▼▼▼
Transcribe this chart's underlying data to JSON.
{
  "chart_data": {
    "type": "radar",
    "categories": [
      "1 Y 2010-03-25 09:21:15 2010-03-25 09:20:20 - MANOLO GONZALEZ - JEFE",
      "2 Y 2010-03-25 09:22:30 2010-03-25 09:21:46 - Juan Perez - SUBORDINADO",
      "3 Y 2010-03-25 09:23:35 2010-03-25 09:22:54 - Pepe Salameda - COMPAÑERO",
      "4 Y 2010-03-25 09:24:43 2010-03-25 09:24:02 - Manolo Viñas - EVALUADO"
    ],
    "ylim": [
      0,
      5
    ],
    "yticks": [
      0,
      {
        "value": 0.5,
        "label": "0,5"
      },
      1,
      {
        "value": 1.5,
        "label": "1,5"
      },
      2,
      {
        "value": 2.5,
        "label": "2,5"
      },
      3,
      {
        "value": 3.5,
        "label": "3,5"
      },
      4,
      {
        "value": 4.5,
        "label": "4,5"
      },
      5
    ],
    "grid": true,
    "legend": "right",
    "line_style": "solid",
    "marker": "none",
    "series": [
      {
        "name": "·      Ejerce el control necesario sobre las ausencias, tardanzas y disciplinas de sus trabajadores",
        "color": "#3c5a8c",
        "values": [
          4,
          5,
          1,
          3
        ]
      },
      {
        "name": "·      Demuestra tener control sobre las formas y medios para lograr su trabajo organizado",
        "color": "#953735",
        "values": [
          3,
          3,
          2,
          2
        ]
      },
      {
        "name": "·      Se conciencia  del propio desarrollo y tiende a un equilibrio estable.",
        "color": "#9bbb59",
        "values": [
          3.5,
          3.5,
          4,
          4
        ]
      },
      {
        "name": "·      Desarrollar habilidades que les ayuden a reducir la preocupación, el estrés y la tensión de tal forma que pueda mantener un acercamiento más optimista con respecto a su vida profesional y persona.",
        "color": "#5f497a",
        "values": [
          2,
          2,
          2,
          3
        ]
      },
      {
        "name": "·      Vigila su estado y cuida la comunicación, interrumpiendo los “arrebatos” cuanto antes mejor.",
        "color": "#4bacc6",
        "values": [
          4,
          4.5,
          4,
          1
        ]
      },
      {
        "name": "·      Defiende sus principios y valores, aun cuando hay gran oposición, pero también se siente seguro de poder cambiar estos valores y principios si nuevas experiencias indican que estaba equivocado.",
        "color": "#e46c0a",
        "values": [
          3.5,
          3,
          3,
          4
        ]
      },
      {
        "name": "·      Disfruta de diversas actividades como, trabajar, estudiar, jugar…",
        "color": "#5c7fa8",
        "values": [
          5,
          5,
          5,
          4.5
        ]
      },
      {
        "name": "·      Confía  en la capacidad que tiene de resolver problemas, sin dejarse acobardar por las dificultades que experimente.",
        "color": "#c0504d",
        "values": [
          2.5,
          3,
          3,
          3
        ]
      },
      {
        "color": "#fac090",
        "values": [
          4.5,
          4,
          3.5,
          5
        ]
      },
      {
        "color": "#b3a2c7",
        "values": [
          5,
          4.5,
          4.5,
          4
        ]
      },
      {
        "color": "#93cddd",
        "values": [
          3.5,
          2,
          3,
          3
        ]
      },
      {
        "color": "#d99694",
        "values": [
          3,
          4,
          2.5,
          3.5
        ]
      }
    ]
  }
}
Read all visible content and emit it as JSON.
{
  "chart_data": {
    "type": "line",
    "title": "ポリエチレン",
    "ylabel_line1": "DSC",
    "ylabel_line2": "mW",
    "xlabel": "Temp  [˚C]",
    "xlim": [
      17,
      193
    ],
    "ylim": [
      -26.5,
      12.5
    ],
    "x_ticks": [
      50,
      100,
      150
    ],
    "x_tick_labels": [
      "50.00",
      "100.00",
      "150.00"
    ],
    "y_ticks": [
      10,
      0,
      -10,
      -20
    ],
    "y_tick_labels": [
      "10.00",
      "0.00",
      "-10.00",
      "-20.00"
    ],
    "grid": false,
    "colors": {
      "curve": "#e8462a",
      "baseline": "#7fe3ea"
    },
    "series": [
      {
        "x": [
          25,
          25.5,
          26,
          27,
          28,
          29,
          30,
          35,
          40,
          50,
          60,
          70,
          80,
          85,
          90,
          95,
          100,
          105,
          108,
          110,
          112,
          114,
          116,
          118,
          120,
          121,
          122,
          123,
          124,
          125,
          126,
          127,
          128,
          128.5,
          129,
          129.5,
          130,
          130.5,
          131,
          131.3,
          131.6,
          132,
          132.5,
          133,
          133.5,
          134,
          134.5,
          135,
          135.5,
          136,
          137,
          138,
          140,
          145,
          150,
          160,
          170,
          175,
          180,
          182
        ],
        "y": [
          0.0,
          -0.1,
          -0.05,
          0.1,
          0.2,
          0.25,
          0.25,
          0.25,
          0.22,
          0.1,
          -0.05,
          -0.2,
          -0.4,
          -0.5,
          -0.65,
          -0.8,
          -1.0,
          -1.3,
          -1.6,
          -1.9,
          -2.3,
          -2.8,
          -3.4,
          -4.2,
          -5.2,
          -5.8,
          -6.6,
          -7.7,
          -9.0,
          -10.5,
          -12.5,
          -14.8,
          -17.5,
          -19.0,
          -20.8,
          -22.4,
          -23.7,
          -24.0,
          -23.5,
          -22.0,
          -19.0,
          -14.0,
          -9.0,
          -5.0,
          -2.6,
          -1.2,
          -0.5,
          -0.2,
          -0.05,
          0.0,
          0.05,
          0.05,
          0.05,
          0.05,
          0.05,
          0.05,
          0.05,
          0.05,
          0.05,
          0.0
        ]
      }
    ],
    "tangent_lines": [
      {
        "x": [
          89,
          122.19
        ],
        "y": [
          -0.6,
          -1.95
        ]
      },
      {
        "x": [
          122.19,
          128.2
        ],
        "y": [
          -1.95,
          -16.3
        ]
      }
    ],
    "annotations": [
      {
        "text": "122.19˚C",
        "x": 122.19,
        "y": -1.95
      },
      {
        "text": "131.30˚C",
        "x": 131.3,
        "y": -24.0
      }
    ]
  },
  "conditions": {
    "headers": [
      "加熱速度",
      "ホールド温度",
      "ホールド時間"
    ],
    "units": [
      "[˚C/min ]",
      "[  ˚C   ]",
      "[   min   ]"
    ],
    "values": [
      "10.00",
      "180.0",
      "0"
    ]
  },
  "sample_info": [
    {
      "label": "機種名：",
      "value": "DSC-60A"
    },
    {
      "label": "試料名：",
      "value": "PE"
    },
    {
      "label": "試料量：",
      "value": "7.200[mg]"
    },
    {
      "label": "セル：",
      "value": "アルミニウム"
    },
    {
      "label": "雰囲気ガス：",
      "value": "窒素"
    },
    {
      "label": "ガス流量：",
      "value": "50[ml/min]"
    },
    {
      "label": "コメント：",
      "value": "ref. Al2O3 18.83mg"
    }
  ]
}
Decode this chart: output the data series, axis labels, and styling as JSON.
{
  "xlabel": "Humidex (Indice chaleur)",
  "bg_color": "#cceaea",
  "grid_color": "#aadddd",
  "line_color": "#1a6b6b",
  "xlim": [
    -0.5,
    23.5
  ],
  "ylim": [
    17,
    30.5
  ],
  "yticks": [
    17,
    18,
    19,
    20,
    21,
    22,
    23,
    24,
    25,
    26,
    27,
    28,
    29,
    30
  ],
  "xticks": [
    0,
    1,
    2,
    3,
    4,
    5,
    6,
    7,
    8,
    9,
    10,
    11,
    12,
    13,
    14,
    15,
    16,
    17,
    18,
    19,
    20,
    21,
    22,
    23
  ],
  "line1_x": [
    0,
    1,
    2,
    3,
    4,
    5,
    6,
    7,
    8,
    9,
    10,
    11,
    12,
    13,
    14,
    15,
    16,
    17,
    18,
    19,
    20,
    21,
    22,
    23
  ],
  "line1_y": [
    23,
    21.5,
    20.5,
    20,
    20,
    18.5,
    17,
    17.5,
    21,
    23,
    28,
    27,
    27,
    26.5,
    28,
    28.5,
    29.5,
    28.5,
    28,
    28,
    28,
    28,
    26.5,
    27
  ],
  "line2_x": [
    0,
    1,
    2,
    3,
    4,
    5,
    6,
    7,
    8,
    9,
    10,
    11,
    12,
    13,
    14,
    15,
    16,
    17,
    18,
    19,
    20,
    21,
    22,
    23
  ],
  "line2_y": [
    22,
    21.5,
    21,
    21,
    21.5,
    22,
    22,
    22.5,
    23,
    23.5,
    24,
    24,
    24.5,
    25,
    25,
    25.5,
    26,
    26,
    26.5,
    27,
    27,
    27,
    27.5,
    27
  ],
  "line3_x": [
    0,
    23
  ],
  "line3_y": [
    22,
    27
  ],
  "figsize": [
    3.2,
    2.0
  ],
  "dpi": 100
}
▲▲▲
» **Given problem**:
From the records given above, copy all lines containing "sobre".

» **Answer to the exercise**:
        "name": "·      Ejerce el control necesario sobre las ausencias, tardanzas y disciplinas de sus trabajadores",
        "name": "·      Demuestra tener control sobre las formas y medios para lograr su trabajo organizado",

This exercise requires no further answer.